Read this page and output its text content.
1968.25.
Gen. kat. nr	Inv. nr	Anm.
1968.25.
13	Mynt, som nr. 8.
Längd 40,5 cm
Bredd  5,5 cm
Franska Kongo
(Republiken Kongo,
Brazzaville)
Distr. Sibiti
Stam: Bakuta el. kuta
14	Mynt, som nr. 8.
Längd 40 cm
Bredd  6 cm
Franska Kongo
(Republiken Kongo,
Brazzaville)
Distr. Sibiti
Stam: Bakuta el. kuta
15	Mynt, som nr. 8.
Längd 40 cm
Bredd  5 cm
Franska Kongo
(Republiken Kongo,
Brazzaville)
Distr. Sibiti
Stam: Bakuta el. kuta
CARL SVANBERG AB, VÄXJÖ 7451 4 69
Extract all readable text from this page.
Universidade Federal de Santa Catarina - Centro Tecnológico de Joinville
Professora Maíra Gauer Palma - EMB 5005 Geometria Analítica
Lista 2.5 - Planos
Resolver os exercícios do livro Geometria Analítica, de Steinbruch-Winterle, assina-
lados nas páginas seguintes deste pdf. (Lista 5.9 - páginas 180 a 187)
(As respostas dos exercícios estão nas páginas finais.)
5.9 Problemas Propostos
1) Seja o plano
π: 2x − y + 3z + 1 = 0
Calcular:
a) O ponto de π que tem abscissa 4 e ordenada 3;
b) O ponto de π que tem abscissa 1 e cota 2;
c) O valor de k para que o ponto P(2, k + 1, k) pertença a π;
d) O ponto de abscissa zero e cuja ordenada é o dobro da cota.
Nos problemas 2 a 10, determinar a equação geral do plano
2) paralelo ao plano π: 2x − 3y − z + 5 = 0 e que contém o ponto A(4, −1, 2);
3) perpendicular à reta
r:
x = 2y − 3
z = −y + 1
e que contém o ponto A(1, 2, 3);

→ **TASK GOAL**: Filter the records above and return every line that holds the word "ponto".

→ **OUTPUT**:
a) O ponto de π que tem abscissa 4 e ordenada 3;
b) O ponto de π que tem abscissa 1 e cota 2;
c) O valor de k para que o ponto P(2, k + 1, k) pertença a π;
d) O ponto de abscissa zero e cuja ordenada é o dobro da cota.
2) paralelo ao plano π: 2x − 3y − z + 5 = 0 e que contém o ponto A(4, −1, 2);
e que contém o ponto A(1, 2, 3);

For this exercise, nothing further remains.